>> begin

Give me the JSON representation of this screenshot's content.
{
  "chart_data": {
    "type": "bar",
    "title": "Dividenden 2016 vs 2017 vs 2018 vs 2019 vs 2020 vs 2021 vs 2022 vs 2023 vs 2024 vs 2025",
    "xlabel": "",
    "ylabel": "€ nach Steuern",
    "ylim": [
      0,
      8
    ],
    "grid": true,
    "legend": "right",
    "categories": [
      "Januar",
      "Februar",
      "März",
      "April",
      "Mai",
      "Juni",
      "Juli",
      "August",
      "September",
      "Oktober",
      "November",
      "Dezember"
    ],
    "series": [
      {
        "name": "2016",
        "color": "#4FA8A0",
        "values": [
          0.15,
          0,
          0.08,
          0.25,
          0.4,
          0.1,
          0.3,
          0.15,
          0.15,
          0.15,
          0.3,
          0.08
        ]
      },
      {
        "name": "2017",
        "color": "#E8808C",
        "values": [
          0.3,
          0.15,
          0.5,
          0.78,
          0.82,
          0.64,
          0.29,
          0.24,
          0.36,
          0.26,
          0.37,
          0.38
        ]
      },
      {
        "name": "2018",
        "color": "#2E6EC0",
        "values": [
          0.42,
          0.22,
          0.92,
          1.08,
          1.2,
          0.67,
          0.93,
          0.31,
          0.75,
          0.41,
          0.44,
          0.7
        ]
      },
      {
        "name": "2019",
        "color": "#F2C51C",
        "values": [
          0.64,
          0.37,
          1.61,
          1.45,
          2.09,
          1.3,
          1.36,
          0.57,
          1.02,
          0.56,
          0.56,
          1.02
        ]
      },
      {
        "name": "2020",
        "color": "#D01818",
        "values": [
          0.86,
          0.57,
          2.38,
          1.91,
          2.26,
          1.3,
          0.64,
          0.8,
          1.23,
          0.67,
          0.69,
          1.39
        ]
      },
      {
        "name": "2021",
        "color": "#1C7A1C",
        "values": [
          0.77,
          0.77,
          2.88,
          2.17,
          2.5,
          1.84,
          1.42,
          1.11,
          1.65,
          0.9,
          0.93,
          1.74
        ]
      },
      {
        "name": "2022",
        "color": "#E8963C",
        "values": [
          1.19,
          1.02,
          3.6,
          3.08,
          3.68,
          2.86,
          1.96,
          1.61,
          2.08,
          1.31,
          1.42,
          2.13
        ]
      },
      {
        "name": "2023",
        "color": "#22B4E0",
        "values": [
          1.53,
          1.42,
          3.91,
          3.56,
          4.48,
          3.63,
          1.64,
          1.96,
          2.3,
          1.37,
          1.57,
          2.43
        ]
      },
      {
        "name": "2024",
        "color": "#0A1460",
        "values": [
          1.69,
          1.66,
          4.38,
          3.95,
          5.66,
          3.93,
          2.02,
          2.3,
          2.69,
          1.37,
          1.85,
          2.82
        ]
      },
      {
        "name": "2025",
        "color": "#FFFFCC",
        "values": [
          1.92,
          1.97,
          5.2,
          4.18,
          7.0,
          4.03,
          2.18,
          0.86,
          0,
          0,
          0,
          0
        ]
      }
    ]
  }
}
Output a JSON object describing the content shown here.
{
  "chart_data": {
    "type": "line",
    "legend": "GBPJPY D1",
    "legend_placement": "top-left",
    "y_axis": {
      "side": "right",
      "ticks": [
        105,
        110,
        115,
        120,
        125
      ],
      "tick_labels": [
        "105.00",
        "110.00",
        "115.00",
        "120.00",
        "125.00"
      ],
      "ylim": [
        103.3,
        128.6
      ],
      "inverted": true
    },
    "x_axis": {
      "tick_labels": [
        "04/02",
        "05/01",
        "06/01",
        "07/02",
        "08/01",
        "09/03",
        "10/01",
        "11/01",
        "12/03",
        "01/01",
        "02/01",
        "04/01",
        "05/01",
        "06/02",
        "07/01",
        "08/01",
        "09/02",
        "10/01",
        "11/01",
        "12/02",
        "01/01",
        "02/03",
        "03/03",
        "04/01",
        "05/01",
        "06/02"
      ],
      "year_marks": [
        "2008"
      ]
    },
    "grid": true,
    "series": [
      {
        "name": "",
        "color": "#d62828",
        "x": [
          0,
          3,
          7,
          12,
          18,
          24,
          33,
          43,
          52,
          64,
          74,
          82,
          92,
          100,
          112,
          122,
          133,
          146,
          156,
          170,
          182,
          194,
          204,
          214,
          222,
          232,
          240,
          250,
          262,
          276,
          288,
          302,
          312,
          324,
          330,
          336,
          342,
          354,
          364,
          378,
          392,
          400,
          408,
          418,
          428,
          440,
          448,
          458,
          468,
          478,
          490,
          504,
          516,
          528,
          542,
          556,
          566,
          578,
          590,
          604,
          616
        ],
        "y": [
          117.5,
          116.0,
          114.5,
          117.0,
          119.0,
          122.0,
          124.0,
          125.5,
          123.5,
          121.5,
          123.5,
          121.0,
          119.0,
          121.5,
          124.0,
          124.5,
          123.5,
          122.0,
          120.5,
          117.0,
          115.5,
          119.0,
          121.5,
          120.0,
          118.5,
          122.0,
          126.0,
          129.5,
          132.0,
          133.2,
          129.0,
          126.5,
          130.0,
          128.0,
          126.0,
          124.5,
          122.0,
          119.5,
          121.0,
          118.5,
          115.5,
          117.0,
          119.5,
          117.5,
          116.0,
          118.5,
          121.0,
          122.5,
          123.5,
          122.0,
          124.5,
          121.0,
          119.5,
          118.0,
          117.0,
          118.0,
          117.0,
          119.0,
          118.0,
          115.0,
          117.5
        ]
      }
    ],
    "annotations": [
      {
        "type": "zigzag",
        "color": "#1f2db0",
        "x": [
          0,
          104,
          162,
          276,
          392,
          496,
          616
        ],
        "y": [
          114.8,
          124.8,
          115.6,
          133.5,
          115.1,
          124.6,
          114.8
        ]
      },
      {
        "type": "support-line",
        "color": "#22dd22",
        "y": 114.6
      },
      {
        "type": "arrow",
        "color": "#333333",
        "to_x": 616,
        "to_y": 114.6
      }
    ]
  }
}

>> end

### GIVEN TASK
Count every line in the entries above where the word "JSON" appears; respond with the number alone.

### THE ANSWER
2